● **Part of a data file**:

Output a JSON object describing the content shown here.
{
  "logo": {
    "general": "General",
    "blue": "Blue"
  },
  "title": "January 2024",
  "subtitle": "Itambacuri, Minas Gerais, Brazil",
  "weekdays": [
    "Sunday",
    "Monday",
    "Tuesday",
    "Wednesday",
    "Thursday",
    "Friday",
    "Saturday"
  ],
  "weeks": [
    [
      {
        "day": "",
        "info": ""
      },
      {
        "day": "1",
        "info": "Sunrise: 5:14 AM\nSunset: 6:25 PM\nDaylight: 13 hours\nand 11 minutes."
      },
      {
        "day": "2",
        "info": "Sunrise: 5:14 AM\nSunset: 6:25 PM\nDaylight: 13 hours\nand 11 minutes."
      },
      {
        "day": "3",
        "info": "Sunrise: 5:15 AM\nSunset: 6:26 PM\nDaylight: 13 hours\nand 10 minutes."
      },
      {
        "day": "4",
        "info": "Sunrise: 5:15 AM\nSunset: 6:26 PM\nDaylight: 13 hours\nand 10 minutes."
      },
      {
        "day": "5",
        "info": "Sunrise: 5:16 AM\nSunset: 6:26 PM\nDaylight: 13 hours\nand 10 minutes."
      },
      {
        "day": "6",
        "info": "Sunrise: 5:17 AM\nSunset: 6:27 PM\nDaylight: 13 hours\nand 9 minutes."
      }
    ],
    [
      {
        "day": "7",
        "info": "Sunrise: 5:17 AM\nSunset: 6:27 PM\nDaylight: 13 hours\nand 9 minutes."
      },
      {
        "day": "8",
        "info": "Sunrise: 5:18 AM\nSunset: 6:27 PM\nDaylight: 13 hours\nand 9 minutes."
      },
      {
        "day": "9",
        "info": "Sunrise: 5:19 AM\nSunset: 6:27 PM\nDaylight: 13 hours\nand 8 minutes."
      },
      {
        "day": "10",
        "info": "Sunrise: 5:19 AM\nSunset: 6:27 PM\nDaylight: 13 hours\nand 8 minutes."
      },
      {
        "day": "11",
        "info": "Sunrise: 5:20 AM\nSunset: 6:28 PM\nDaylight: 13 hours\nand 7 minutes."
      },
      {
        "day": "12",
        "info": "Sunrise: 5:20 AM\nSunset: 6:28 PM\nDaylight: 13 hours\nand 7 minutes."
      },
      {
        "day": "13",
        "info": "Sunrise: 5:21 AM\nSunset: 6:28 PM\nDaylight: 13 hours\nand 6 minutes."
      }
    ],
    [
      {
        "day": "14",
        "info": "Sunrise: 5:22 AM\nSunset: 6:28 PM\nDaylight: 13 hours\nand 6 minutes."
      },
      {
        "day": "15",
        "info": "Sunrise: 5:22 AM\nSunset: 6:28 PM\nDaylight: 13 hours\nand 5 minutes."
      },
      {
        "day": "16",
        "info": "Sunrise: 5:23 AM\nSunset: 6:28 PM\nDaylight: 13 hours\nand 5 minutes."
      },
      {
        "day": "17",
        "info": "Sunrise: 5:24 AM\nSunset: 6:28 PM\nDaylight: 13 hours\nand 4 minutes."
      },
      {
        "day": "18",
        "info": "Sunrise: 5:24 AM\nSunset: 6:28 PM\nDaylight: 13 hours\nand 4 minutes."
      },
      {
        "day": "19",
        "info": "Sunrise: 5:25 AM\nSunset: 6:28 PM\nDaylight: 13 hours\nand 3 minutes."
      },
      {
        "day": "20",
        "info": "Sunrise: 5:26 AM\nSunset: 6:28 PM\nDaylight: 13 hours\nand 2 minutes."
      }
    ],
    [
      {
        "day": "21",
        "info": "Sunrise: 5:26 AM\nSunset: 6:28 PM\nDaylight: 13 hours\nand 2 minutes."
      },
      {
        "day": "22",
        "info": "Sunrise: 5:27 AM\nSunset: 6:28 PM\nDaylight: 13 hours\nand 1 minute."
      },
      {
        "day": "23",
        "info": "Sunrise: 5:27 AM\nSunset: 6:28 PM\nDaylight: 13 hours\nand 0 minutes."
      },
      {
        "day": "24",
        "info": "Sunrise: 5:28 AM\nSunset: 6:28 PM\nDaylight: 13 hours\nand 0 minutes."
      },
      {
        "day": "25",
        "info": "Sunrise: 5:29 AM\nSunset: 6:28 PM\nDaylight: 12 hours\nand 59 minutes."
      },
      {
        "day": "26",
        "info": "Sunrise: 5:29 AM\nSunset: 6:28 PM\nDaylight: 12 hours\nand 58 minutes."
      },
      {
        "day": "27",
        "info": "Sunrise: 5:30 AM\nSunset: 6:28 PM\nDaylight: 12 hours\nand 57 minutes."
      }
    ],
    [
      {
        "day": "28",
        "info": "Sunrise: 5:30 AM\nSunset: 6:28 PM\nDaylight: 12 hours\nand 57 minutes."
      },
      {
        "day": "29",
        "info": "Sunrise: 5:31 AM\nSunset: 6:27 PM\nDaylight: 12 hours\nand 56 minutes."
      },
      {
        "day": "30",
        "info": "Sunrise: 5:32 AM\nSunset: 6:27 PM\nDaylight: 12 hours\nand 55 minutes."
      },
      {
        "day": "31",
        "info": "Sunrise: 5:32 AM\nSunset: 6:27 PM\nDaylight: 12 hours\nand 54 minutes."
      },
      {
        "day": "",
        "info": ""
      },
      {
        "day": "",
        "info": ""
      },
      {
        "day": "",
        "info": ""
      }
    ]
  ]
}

● **Brief**: From the listing above, extract all records word for word.

● **Result of the task**:
Output a JSON object describing the content shown here.
{
  "logo": {
    "general": "General",
    "blue": "Blue"
  },
  "title": "January 2024",
  "subtitle": "Itambacuri, Minas Gerais, Brazil",
  "weekdays": [
    "Sunday",
    "Monday",
    "Tuesday",
    "Wednesday",
    "Thursday",
    "Friday",
    "Saturday"
  ],
  "weeks": [
    [
      {
        "day": "",
        "info": ""
      },
      {
        "day": "1",
        "info": "Sunrise: 5:14 AM\nSunset: 6:25 PM\nDaylight: 13 hours\nand 11 minutes."
      },
      {
        "day": "2",
        "info": "Sunrise: 5:14 AM\nSunset: 6:25 PM\nDaylight: 13 hours\nand 11 minutes."
      },
      {
        "day": "3",
        "info": "Sunrise: 5:15 AM\nSunset: 6:26 PM\nDaylight: 13 hours\nand 10 minutes."
      },
      {
        "day": "4",
        "info": "Sunrise: 5:15 AM\nSunset: 6:26 PM\nDaylight: 13 hours\nand 10 minutes."
      },
      {
        "day": "5",
        "info": "Sunrise: 5:16 AM\nSunset: 6:26 PM\nDaylight: 13 hours\nand 10 minutes."
      },
      {
        "day": "6",
        "info": "Sunrise: 5:17 AM\nSunset: 6:27 PM\nDaylight: 13 hours\nand 9 minutes."
      }
    ],
    [
      {
        "day": "7",
        "info": "Sunrise: 5:17 AM\nSunset: 6:27 PM\nDaylight: 13 hours\nand 9 minutes."
      },
      {
        "day": "8",
        "info": "Sunrise: 5:18 AM\nSunset: 6:27 PM\nDaylight: 13 hours\nand 9 minutes."
      },
      {
        "day": "9",
        "info": "Sunrise: 5:19 AM\nSunset: 6:27 PM\nDaylight: 13 hours\nand 8 minutes."
      },
      {
        "day": "10",
        "info": "Sunrise: 5:19 AM\nSunset: 6:27 PM\nDaylight: 13 hours\nand 8 minutes."
      },
      {
        "day": "11",
        "info": "Sunrise: 5:20 AM\nSunset: 6:28 PM\nDaylight: 13 hours\nand 7 minutes."
      },
      {
        "day": "12",
        "info": "Sunrise: 5:20 AM\nSunset: 6:28 PM\nDaylight: 13 hours\nand 7 minutes."
      },
      {
        "day": "13",
        "info": "Sunrise: 5:21 AM\nSunset: 6:28 PM\nDaylight: 13 hours\nand 6 minutes."
      }
    ],
    [
      {
        "day": "14",
        "info": "Sunrise: 5:22 AM\nSunset: 6:28 PM\nDaylight: 13 hours\nand 6 minutes."
      },
      {
        "day": "15",
        "info": "Sunrise: 5:22 AM\nSunset: 6:28 PM\nDaylight: 13 hours\nand 5 minutes."
      },
      {
        "day": "16",
        "info": "Sunrise: 5:23 AM\nSunset: 6:28 PM\nDaylight: 13 hours\nand 5 minutes."
      },
      {
        "day": "17",
        "info": "Sunrise: 5:24 AM\nSunset: 6:28 PM\nDaylight: 13 hours\nand 4 minutes."
      },
      {
        "day": "18",
        "info": "Sunrise: 5:24 AM\nSunset: 6:28 PM\nDaylight: 13 hours\nand 4 minutes."
      },
      {
        "day": "19",
        "info": "Sunrise: 5:25 AM\nSunset: 6:28 PM\nDaylight: 13 hours\nand 3 minutes."
      },
      {
        "day": "20",
        "info": "Sunrise: 5:26 AM\nSunset: 6:28 PM\nDaylight: 13 hours\nand 2 minutes."
      }
    ],
    [
      {
        "day": "21",
        "info": "Sunrise: 5:26 AM\nSunset: 6:28 PM\nDaylight: 13 hours\nand 2 minutes."
      },
      {
        "day": "22",
        "info": "Sunrise: 5:27 AM\nSunset: 6:28 PM\nDaylight: 13 hours\nand 1 minute."
      },
      {
        "day": "23",
        "info": "Sunrise: 5:27 AM\nSunset: 6:28 PM\nDaylight: 13 hours\nand 0 minutes."
      },
      {
        "day": "24",
        "info": "Sunrise: 5:28 AM\nSunset: 6:28 PM\nDaylight: 13 hours\nand 0 minutes."
      },
      {
        "day": "25",
        "info": "Sunrise: 5:29 AM\nSunset: 6:28 PM\nDaylight: 12 hours\nand 59 minutes."
      },
      {
        "day": "26",
        "info": "Sunrise: 5:29 AM\nSunset: 6:28 PM\nDaylight: 12 hours\nand 58 minutes."
      },
      {
        "day": "27",
        "info": "Sunrise: 5:30 AM\nSunset: 6:28 PM\nDaylight: 12 hours\nand 57 minutes."
      }
    ],
    [
      {
        "day": "28",
        "info": "Sunrise: 5:30 AM\nSunset: 6:28 PM\nDaylight: 12 hours\nand 57 minutes."
      },
      {
        "day": "29",
        "info": "Sunrise: 5:31 AM\nSunset: 6:27 PM\nDaylight: 12 hours\nand 56 minutes."
      },
      {
        "day": "30",
        "info": "Sunrise: 5:32 AM\nSunset: 6:27 PM\nDaylight: 12 hours\nand 55 minutes."
      },
      {
        "day": "31",
        "info": "Sunrise: 5:32 AM\nSunset: 6:27 PM\nDaylight: 12 hours\nand 54 minutes."
      },
      {
        "day": "",
        "info": ""
      },
      {
        "day": "",
        "info": ""
      },
      {
        "day": "",
        "info": ""
      }
    ]
  ]
}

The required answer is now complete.